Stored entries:

▽

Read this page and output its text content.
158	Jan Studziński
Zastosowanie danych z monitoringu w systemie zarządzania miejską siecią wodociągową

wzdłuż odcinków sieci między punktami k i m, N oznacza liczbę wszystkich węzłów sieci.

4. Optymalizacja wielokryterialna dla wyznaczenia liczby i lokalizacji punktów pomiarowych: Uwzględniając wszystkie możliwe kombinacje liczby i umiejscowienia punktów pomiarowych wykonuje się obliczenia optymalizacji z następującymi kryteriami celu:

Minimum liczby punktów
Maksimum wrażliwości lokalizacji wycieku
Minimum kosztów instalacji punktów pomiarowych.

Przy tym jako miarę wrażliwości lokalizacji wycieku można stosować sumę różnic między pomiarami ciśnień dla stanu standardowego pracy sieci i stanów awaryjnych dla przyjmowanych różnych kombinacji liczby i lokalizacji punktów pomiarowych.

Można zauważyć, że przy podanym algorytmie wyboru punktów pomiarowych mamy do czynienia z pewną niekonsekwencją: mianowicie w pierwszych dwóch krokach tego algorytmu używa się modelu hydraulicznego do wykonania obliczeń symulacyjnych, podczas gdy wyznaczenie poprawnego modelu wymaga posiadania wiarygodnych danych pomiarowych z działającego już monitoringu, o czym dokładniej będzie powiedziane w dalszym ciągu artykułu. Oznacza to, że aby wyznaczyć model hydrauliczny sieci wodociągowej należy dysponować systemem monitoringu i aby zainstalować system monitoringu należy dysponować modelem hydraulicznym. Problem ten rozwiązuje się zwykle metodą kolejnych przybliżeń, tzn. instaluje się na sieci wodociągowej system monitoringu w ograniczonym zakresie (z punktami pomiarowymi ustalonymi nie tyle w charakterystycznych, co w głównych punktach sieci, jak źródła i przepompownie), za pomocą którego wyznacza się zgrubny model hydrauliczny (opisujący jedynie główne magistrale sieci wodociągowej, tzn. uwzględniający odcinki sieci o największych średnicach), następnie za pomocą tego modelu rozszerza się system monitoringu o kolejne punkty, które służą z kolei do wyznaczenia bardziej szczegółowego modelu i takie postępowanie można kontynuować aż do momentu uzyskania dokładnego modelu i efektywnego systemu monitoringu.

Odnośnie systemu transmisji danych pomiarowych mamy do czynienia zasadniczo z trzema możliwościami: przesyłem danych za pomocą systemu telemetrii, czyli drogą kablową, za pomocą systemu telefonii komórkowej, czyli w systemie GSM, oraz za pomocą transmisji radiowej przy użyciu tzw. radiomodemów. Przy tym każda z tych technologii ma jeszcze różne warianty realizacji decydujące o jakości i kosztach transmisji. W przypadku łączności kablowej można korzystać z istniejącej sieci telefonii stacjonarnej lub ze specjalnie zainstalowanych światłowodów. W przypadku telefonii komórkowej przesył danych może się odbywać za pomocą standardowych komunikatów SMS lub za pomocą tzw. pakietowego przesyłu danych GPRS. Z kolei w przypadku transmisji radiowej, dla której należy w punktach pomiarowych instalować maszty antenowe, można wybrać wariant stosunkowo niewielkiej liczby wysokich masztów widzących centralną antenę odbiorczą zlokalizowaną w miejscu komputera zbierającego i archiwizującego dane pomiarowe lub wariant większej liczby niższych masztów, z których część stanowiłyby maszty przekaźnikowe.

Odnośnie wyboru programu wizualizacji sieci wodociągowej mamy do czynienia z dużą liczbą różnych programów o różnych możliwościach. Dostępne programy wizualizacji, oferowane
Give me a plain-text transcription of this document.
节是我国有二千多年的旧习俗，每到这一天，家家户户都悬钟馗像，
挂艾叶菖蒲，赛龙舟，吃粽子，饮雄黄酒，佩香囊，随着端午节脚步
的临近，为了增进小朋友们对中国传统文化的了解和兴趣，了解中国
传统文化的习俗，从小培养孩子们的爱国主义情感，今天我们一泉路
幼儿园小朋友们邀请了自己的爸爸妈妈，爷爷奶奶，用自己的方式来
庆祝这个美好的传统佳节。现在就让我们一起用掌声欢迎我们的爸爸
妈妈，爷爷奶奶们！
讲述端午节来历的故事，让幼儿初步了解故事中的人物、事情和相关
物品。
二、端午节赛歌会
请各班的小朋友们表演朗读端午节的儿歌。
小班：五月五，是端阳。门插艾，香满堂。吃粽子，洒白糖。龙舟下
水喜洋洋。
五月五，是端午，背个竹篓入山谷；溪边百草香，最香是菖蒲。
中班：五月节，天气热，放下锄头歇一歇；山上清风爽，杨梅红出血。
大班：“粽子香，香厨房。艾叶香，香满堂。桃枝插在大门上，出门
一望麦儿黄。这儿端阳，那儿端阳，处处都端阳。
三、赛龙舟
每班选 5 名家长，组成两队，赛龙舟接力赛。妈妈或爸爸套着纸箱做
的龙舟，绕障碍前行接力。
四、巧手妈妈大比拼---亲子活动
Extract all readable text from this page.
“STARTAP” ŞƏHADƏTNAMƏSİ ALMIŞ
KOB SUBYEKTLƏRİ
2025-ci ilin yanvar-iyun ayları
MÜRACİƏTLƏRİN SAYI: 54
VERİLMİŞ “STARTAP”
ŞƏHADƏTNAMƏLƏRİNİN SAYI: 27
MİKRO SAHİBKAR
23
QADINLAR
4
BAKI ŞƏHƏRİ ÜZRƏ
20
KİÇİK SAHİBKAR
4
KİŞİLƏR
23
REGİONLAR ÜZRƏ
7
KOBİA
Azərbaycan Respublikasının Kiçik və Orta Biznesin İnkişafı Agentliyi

△

# [THE REQUEST]
Write out every record, exactly as written.

# [WRITTEN RESPONSE]
Read this page and output its text content.
158	Jan Studziński
Zastosowanie danych z monitoringu w systemie zarządzania miejską siecią wodociągową

wzdłuż odcinków sieci między punktami k i m, N oznacza liczbę wszystkich węzłów sieci.

4. Optymalizacja wielokryterialna dla wyznaczenia liczby i lokalizacji punktów pomiarowych: Uwzględniając wszystkie możliwe kombinacje liczby i umiejscowienia punktów pomiarowych wykonuje się obliczenia optymalizacji z następującymi kryteriami celu:

Minimum liczby punktów
Maksimum wrażliwości lokalizacji wycieku
Minimum kosztów instalacji punktów pomiarowych.

Przy tym jako miarę wrażliwości lokalizacji wycieku można stosować sumę różnic między pomiarami ciśnień dla stanu standardowego pracy sieci i stanów awaryjnych dla przyjmowanych różnych kombinacji liczby i lokalizacji punktów pomiarowych.

Można zauważyć, że przy podanym algorytmie wyboru punktów pomiarowych mamy do czynienia z pewną niekonsekwencją: mianowicie w pierwszych dwóch krokach tego algorytmu używa się modelu hydraulicznego do wykonania obliczeń symulacyjnych, podczas gdy wyznaczenie poprawnego modelu wymaga posiadania wiarygodnych danych pomiarowych z działającego już monitoringu, o czym dokładniej będzie powiedziane w dalszym ciągu artykułu. Oznacza to, że aby wyznaczyć model hydrauliczny sieci wodociągowej należy dysponować systemem monitoringu i aby zainstalować system monitoringu należy dysponować modelem hydraulicznym. Problem ten rozwiązuje się zwykle metodą kolejnych przybliżeń, tzn. instaluje się na sieci wodociągowej system monitoringu w ograniczonym zakresie (z punktami pomiarowymi ustalonymi nie tyle w charakterystycznych, co w głównych punktach sieci, jak źródła i przepompownie), za pomocą którego wyznacza się zgrubny model hydrauliczny (opisujący jedynie główne magistrale sieci wodociągowej, tzn. uwzględniający odcinki sieci o największych średnicach), następnie za pomocą tego modelu rozszerza się system monitoringu o kolejne punkty, które służą z kolei do wyznaczenia bardziej szczegółowego modelu i takie postępowanie można kontynuować aż do momentu uzyskania dokładnego modelu i efektywnego systemu monitoringu.

Odnośnie systemu transmisji danych pomiarowych mamy do czynienia zasadniczo z trzema możliwościami: przesyłem danych za pomocą systemu telemetrii, czyli drogą kablową, za pomocą systemu telefonii komórkowej, czyli w systemie GSM, oraz za pomocą transmisji radiowej przy użyciu tzw. radiomodemów. Przy tym każda z tych technologii ma jeszcze różne warianty realizacji decydujące o jakości i kosztach transmisji. W przypadku łączności kablowej można korzystać z istniejącej sieci telefonii stacjonarnej lub ze specjalnie zainstalowanych światłowodów. W przypadku telefonii komórkowej przesył danych może się odbywać za pomocą standardowych komunikatów SMS lub za pomocą tzw. pakietowego przesyłu danych GPRS. Z kolei w przypadku transmisji radiowej, dla której należy w punktach pomiarowych instalować maszty antenowe, można wybrać wariant stosunkowo niewielkiej liczby wysokich masztów widzących centralną antenę odbiorczą zlokalizowaną w miejscu komputera zbierającego i archiwizującego dane pomiarowe lub wariant większej liczby niższych masztów, z których część stanowiłyby maszty przekaźnikowe.

Odnośnie wyboru programu wizualizacji sieci wodociągowej mamy do czynienia z dużą liczbą różnych programów o różnych możliwościach. Dostępne programy wizualizacji, oferowane
Give me a plain-text transcription of this document.
节是我国有二千多年的旧习俗，每到这一天，家家户户都悬钟馗像，
挂艾叶菖蒲，赛龙舟，吃粽子，饮雄黄酒，佩香囊，随着端午节脚步
的临近，为了增进小朋友们对中国传统文化的了解和兴趣，了解中国
传统文化的习俗，从小培养孩子们的爱国主义情感，今天我们一泉路
幼儿园小朋友们邀请了自己的爸爸妈妈，爷爷奶奶，用自己的方式来
庆祝这个美好的传统佳节。现在就让我们一起用掌声欢迎我们的爸爸
妈妈，爷爷奶奶们！
讲述端午节来历的故事，让幼儿初步了解故事中的人物、事情和相关
物品。
二、端午节赛歌会
请各班的小朋友们表演朗读端午节的儿歌。
小班：五月五，是端阳。门插艾，香满堂。吃粽子，洒白糖。龙舟下
水喜洋洋。
五月五，是端午，背个竹篓入山谷；溪边百草香，最香是菖蒲。
中班：五月节，天气热，放下锄头歇一歇；山上清风爽，杨梅红出血。
大班：“粽子香，香厨房。艾叶香，香满堂。桃枝插在大门上，出门
一望麦儿黄。这儿端阳，那儿端阳，处处都端阳。
三、赛龙舟
每班选 5 名家长，组成两队，赛龙舟接力赛。妈妈或爸爸套着纸箱做
的龙舟，绕障碍前行接力。
四、巧手妈妈大比拼---亲子活动
Extract all readable text from this page.
“STARTAP” ŞƏHADƏTNAMƏSİ ALMIŞ
KOB SUBYEKTLƏRİ
2025-ci ilin yanvar-iyun ayları
MÜRACİƏTLƏRİN SAYI: 54
VERİLMİŞ “STARTAP”
ŞƏHADƏTNAMƏLƏRİNİN SAYI: 27
MİKRO SAHİBKAR
23
QADINLAR
4
BAKI ŞƏHƏRİ ÜZRƏ
20
KİÇİK SAHİBKAR
4
KİŞİLƏR
23
REGİONLAR ÜZRƏ
7
KOBİA
Azərbaycan Respublikasının Kiçik və Orta Biznesin İnkişafı Agentliyi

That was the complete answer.